## TASK BRIEF
Leave out the images and repeat the listing below without a single change.
####################
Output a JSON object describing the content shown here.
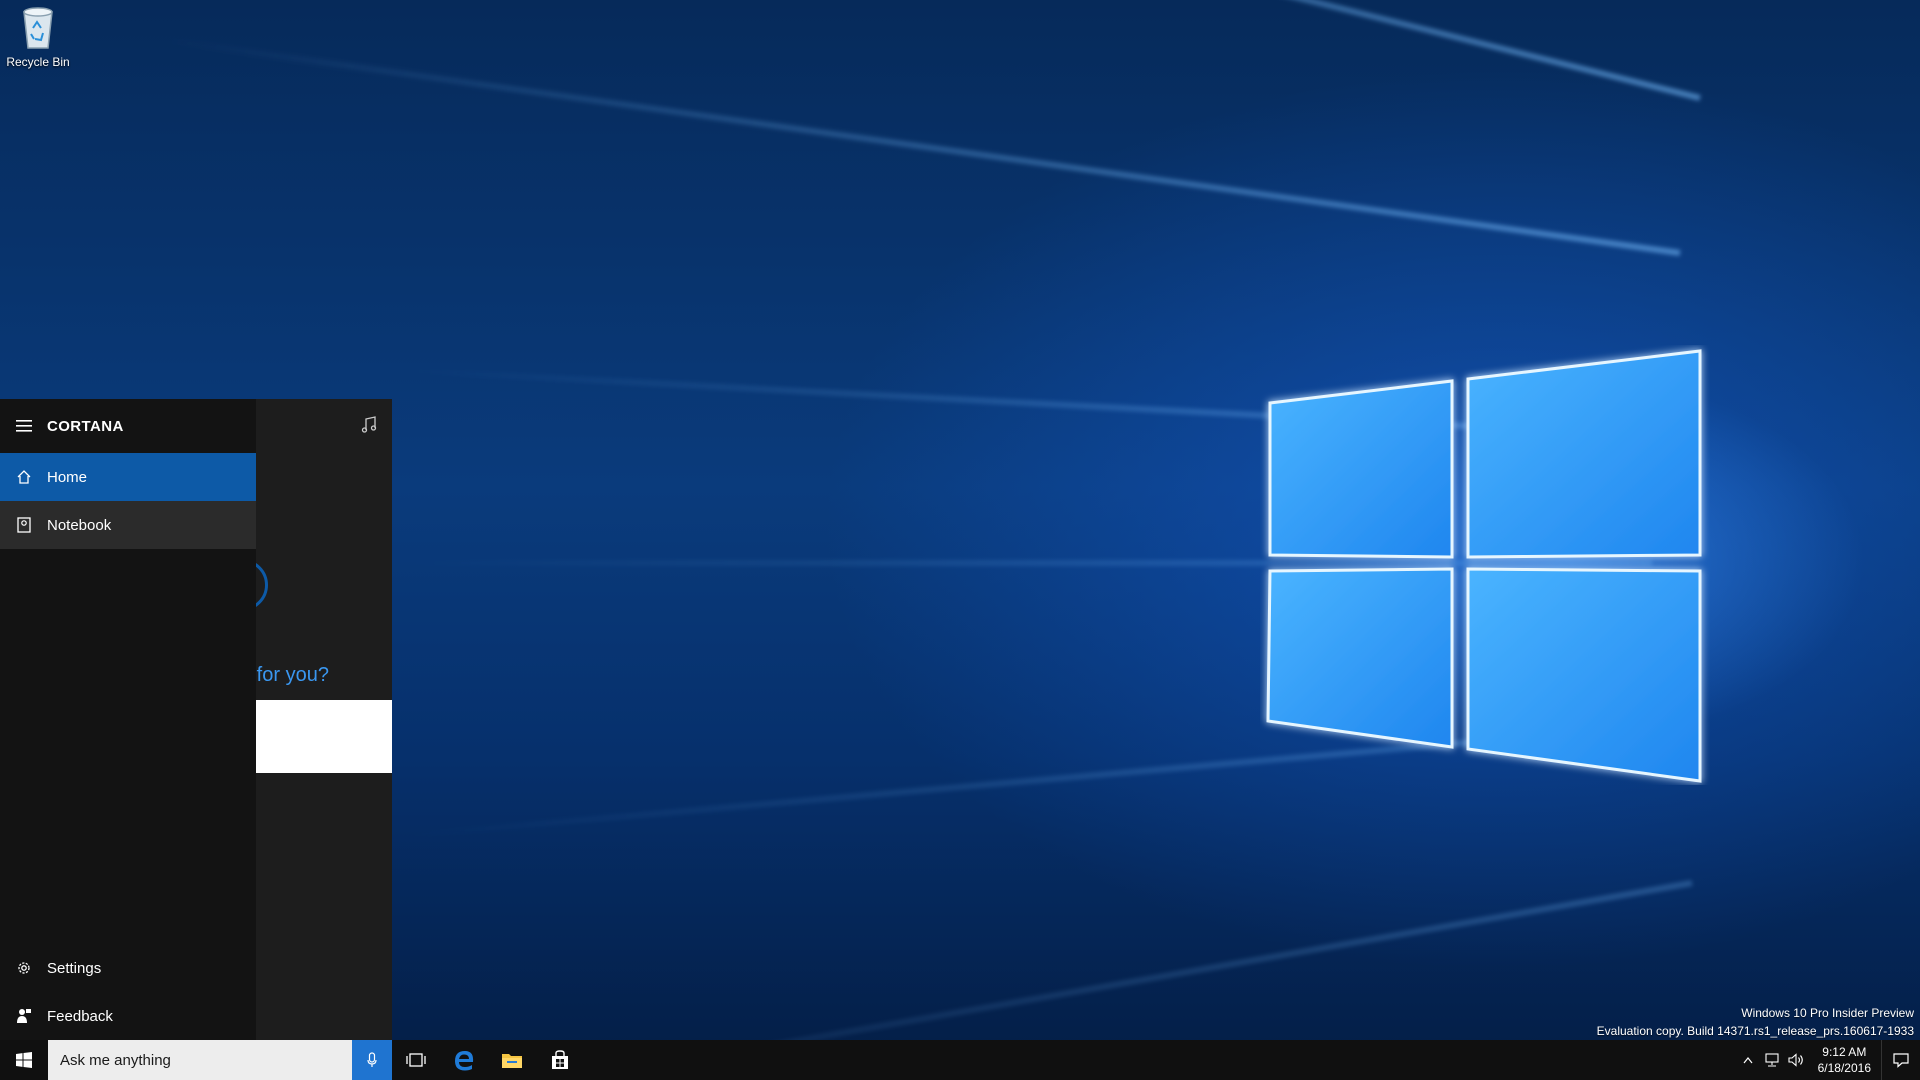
{
  "desktop": {
    "recycle_bin_label": "Recycle Bin",
    "watermark": {
      "line1": "Windows 10 Pro Insider Preview",
      "line2": "Evaluation copy. Build 14371.rs1_release_prs.160617-1933"
    }
  },
  "cortana": {
    "title": "CORTANA",
    "nav_items": [
      {
        "label": "Home",
        "icon": "home-icon",
        "state": "active"
      },
      {
        "label": "Notebook",
        "icon": "notebook-icon",
        "state": "hover"
      }
    ],
    "bottom_items": [
      {
        "label": "Settings",
        "icon": "gear-icon"
      },
      {
        "label": "Feedback",
        "icon": "feedback-icon"
      }
    ],
    "greeting_partial": "o for you?",
    "accent_color": "#0d5aa7"
  },
  "taskbar": {
    "search_placeholder": "Ask me anything",
    "pinned": [
      "task-view-icon",
      "edge-icon",
      "file-explorer-icon",
      "store-icon"
    ],
    "clock": {
      "time": "9:12 AM",
      "date": "6/18/2016"
    }
  }
}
####################
## SOLUTION TO THIS PROBLEM
Output a JSON object describing the content shown here.
{
  "desktop": {
    "recycle_bin_label": "Recycle Bin",
    "watermark": {
      "line1": "Windows 10 Pro Insider Preview",
      "line2": "Evaluation copy. Build 14371.rs1_release_prs.160617-1933"
    }
  },
  "cortana": {
    "title": "CORTANA",
    "nav_items": [
      {
        "label": "Home",
        "icon": "home-icon",
        "state": "active"
      },
      {
        "label": "Notebook",
        "icon": "notebook-icon",
        "state": "hover"
      }
    ],
    "bottom_items": [
      {
        "label": "Settings",
        "icon": "gear-icon"
      },
      {
        "label": "Feedback",
        "icon": "feedback-icon"
      }
    ],
    "greeting_partial": "o for you?",
    "accent_color": "#0d5aa7"
  },
  "taskbar": {
    "search_placeholder": "Ask me anything",
    "pinned": [
      "task-view-icon",
      "edge-icon",
      "file-explorer-icon",
      "store-icon"
    ],
    "clock": {
      "time": "9:12 AM",
      "date": "6/18/2016"
    }
  }
}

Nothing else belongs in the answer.